**Exercise instructions**
Set down each record exactly as written.

----------

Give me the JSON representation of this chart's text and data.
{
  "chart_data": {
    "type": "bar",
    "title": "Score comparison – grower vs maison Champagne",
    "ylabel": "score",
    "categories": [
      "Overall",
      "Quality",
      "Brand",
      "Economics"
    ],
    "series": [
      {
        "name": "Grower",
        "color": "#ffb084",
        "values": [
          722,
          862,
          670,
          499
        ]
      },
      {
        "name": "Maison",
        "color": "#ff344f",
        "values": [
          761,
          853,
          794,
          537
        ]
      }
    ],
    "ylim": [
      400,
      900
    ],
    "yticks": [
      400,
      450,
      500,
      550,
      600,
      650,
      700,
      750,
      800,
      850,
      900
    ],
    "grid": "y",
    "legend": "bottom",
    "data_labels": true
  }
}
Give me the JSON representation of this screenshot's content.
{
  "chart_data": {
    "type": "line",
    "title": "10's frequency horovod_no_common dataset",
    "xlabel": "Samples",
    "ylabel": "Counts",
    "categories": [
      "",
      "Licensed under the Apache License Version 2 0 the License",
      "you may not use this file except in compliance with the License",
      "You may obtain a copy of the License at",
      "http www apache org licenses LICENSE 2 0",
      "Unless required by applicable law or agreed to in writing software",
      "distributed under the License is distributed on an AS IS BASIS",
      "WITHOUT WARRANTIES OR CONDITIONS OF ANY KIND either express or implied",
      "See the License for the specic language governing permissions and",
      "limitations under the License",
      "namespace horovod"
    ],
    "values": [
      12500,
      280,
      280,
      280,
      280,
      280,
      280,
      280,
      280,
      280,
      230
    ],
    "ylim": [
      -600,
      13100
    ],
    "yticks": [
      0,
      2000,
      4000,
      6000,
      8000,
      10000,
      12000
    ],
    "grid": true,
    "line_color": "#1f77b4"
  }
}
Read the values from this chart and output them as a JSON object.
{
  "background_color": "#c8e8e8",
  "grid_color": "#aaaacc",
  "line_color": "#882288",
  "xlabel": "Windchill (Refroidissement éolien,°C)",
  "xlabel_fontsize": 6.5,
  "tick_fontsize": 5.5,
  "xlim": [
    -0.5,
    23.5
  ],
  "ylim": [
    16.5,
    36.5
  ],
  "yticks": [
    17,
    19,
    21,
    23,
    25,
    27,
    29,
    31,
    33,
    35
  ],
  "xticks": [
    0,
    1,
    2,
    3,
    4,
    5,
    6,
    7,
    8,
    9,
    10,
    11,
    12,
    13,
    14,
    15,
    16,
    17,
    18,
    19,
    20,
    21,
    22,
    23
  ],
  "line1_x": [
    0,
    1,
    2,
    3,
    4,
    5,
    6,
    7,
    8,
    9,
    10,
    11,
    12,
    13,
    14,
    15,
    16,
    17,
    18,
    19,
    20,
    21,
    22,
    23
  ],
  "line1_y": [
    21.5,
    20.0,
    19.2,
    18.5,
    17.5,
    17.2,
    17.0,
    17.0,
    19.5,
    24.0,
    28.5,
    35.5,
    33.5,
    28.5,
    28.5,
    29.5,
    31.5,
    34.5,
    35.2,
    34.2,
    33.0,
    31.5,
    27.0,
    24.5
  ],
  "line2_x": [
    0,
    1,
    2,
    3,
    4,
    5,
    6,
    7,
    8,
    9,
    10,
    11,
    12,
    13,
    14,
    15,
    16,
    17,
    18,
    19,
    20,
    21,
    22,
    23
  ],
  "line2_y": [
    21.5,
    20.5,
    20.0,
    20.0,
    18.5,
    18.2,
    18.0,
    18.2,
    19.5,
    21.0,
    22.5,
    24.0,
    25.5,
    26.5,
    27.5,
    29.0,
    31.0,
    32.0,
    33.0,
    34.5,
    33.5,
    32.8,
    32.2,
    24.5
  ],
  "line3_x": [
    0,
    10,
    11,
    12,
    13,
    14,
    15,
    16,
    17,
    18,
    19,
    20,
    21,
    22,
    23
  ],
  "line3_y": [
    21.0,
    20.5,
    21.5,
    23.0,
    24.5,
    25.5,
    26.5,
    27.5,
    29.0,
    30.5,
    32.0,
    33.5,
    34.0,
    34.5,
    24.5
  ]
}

----------

**Solution**
Give me the JSON representation of this chart's text and data.
{
  "chart_data": {
    "type": "bar",
    "title": "Score comparison – grower vs maison Champagne",
    "ylabel": "score",
    "categories": [
      "Overall",
      "Quality",
      "Brand",
      "Economics"
    ],
    "series": [
      {
        "name": "Grower",
        "color": "#ffb084",
        "values": [
          722,
          862,
          670,
          499
        ]
      },
      {
        "name": "Maison",
        "color": "#ff344f",
        "values": [
          761,
          853,
          794,
          537
        ]
      }
    ],
    "ylim": [
      400,
      900
    ],
    "yticks": [
      400,
      450,
      500,
      550,
      600,
      650,
      700,
      750,
      800,
      850,
      900
    ],
    "grid": "y",
    "legend": "bottom",
    "data_labels": true
  }
}
Give me the JSON representation of this screenshot's content.
{
  "chart_data": {
    "type": "line",
    "title": "10's frequency horovod_no_common dataset",
    "xlabel": "Samples",
    "ylabel": "Counts",
    "categories": [
      "",
      "Licensed under the Apache License Version 2 0 the License",
      "you may not use this file except in compliance with the License",
      "You may obtain a copy of the License at",
      "http www apache org licenses LICENSE 2 0",
      "Unless required by applicable law or agreed to in writing software",
      "distributed under the License is distributed on an AS IS BASIS",
      "WITHOUT WARRANTIES OR CONDITIONS OF ANY KIND either express or implied",
      "See the License for the specic language governing permissions and",
      "limitations under the License",
      "namespace horovod"
    ],
    "values": [
      12500,
      280,
      280,
      280,
      280,
      280,
      280,
      280,
      280,
      280,
      230
    ],
    "ylim": [
      -600,
      13100
    ],
    "yticks": [
      0,
      2000,
      4000,
      6000,
      8000,
      10000,
      12000
    ],
    "grid": true,
    "line_color": "#1f77b4"
  }
}
Read the values from this chart and output them as a JSON object.
{
  "background_color": "#c8e8e8",
  "grid_color": "#aaaacc",
  "line_color": "#882288",
  "xlabel": "Windchill (Refroidissement éolien,°C)",
  "xlabel_fontsize": 6.5,
  "tick_fontsize": 5.5,
  "xlim": [
    -0.5,
    23.5
  ],
  "ylim": [
    16.5,
    36.5
  ],
  "yticks": [
    17,
    19,
    21,
    23,
    25,
    27,
    29,
    31,
    33,
    35
  ],
  "xticks": [
    0,
    1,
    2,
    3,
    4,
    5,
    6,
    7,
    8,
    9,
    10,
    11,
    12,
    13,
    14,
    15,
    16,
    17,
    18,
    19,
    20,
    21,
    22,
    23
  ],
  "line1_x": [
    0,
    1,
    2,
    3,
    4,
    5,
    6,
    7,
    8,
    9,
    10,
    11,
    12,
    13,
    14,
    15,
    16,
    17,
    18,
    19,
    20,
    21,
    22,
    23
  ],
  "line1_y": [
    21.5,
    20.0,
    19.2,
    18.5,
    17.5,
    17.2,
    17.0,
    17.0,
    19.5,
    24.0,
    28.5,
    35.5,
    33.5,
    28.5,
    28.5,
    29.5,
    31.5,
    34.5,
    35.2,
    34.2,
    33.0,
    31.5,
    27.0,
    24.5
  ],
  "line2_x": [
    0,
    1,
    2,
    3,
    4,
    5,
    6,
    7,
    8,
    9,
    10,
    11,
    12,
    13,
    14,
    15,
    16,
    17,
    18,
    19,
    20,
    21,
    22,
    23
  ],
  "line2_y": [
    21.5,
    20.5,
    20.0,
    20.0,
    18.5,
    18.2,
    18.0,
    18.2,
    19.5,
    21.0,
    22.5,
    24.0,
    25.5,
    26.5,
    27.5,
    29.0,
    31.0,
    32.0,
    33.0,
    34.5,
    33.5,
    32.8,
    32.2,
    24.5
  ],
  "line3_x": [
    0,
    10,
    11,
    12,
    13,
    14,
    15,
    16,
    17,
    18,
    19,
    20,
    21,
    22,
    23
  ],
  "line3_y": [
    21.0,
    20.5,
    21.5,
    23.0,
    24.5,
    25.5,
    26.5,
    27.5,
    29.0,
    30.5,
    32.0,
    33.5,
    34.0,
    34.5,
    24.5
  ]
}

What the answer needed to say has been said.